··· Supplied records
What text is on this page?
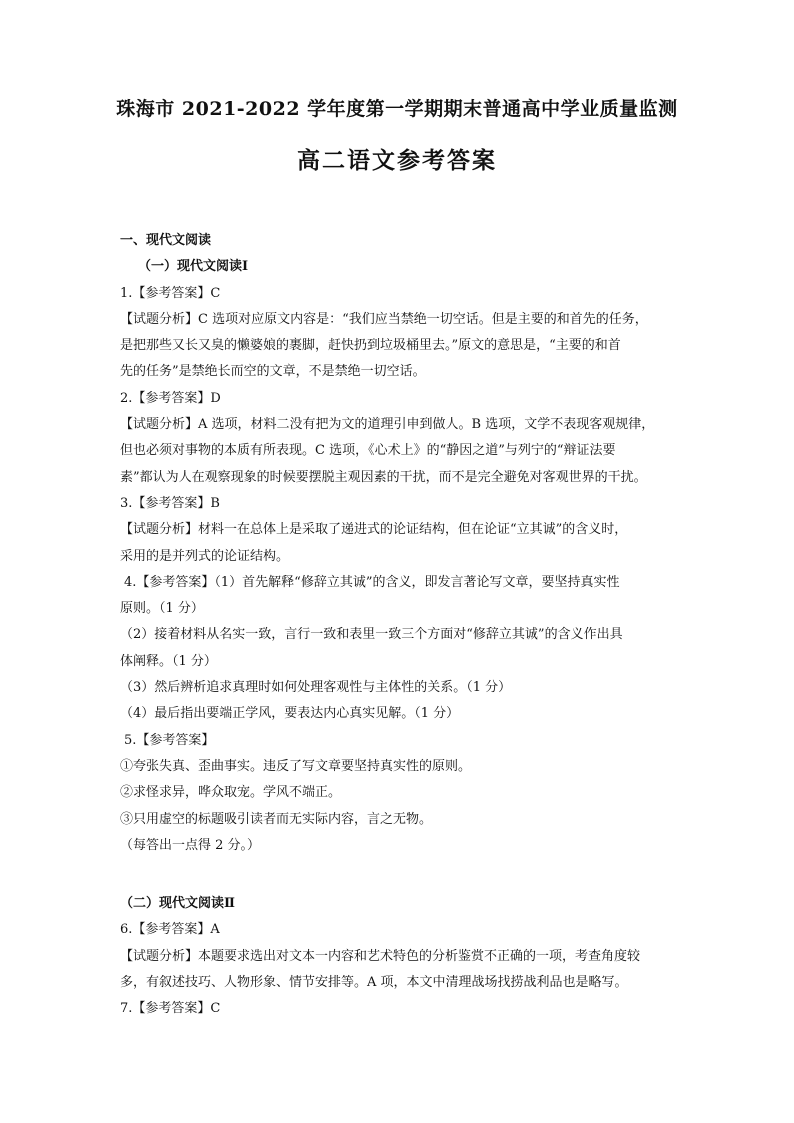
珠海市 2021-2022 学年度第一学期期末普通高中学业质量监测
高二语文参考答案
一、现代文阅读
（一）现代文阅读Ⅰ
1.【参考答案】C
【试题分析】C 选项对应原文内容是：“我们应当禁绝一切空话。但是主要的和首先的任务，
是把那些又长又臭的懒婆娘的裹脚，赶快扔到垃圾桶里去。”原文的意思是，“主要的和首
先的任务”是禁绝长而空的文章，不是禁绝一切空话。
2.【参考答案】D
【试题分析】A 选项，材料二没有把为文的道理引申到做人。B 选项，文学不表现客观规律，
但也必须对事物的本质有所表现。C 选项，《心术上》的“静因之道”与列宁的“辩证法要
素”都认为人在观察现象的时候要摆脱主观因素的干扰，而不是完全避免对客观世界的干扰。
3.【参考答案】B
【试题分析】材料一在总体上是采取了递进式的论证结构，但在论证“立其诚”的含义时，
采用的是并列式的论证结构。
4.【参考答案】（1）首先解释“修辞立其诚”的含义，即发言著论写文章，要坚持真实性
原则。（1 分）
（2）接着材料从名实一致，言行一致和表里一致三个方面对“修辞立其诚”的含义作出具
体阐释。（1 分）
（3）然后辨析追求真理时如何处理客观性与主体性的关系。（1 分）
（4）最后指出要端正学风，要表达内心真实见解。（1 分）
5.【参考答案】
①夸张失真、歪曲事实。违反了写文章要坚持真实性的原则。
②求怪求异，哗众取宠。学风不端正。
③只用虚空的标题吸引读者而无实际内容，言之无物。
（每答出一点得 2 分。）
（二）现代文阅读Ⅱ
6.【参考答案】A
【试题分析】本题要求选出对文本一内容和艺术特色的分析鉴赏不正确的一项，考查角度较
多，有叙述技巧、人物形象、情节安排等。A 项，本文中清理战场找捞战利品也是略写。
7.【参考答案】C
······
··· Supplied records
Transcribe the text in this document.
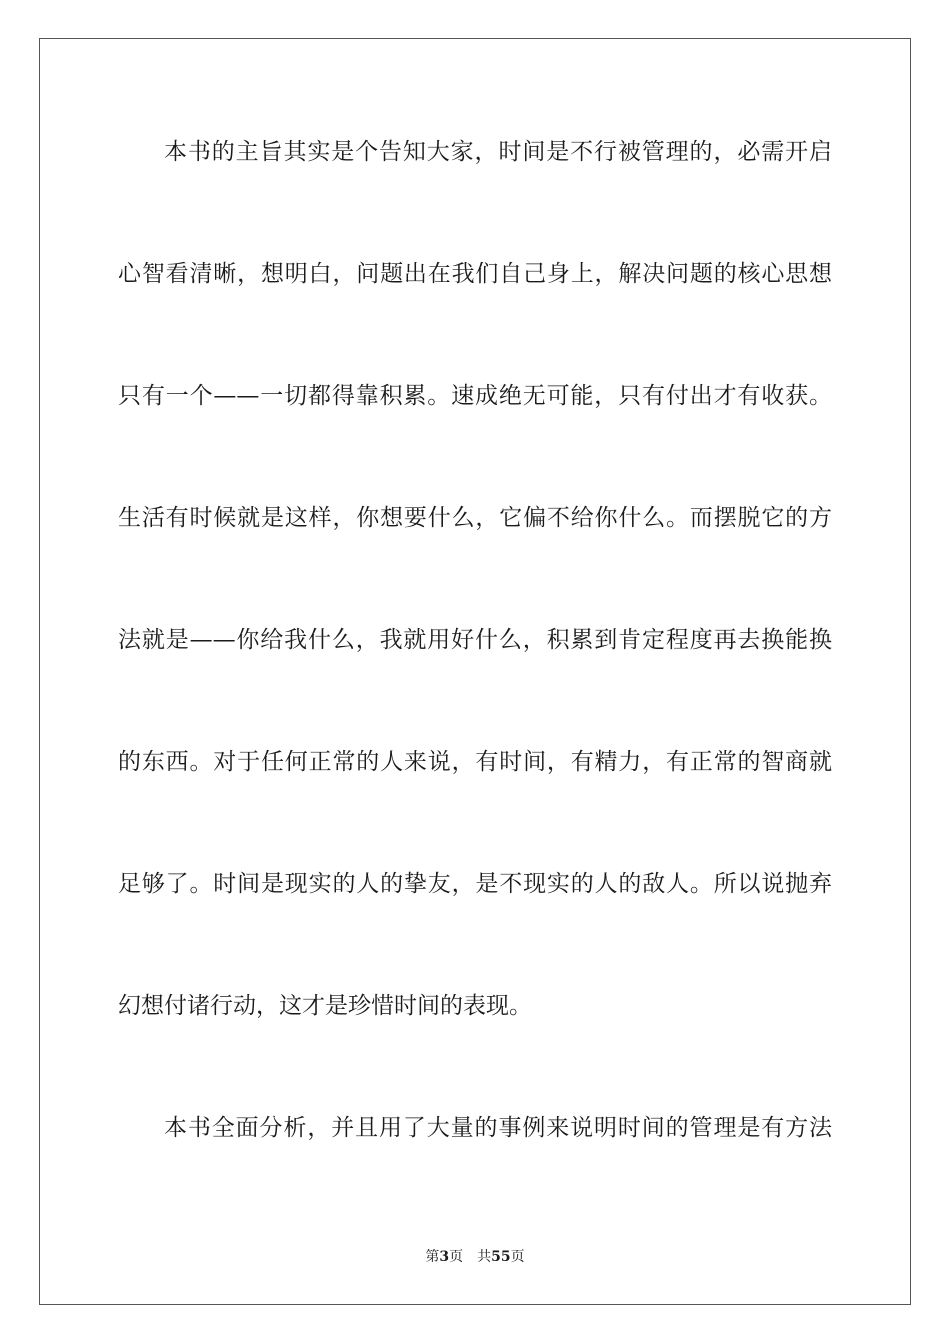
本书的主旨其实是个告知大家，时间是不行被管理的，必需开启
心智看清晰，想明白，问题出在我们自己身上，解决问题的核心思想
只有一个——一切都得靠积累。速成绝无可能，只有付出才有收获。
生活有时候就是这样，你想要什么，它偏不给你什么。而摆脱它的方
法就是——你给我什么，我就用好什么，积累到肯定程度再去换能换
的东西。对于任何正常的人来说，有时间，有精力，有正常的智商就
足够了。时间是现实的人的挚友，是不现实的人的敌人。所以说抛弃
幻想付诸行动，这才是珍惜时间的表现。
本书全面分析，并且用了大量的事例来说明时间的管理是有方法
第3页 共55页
······
··· Supplied records
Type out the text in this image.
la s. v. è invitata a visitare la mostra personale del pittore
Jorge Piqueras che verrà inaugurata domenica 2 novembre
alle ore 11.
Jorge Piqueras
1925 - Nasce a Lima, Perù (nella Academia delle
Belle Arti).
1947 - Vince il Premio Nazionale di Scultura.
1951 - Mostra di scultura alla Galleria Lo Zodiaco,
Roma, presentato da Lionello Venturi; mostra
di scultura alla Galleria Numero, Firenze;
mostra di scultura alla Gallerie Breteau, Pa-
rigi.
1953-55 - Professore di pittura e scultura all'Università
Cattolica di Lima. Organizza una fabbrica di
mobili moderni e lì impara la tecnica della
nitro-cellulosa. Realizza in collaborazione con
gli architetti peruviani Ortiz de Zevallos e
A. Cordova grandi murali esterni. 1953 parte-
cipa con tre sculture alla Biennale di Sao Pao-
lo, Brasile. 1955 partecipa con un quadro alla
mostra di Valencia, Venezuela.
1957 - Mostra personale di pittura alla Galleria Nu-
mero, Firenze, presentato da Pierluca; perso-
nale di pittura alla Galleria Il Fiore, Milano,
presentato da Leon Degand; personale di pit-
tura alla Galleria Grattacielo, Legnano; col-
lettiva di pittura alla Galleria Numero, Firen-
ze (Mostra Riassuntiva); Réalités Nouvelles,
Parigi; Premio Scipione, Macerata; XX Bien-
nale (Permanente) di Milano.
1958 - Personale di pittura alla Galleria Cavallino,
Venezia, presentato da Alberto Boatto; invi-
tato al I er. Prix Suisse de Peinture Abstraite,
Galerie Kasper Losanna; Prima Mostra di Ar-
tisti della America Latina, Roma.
······
(Exercise details): Looking at the listing above, how many of its lines contain the string "Roma"? Give the number alone.

(Exercise response): 2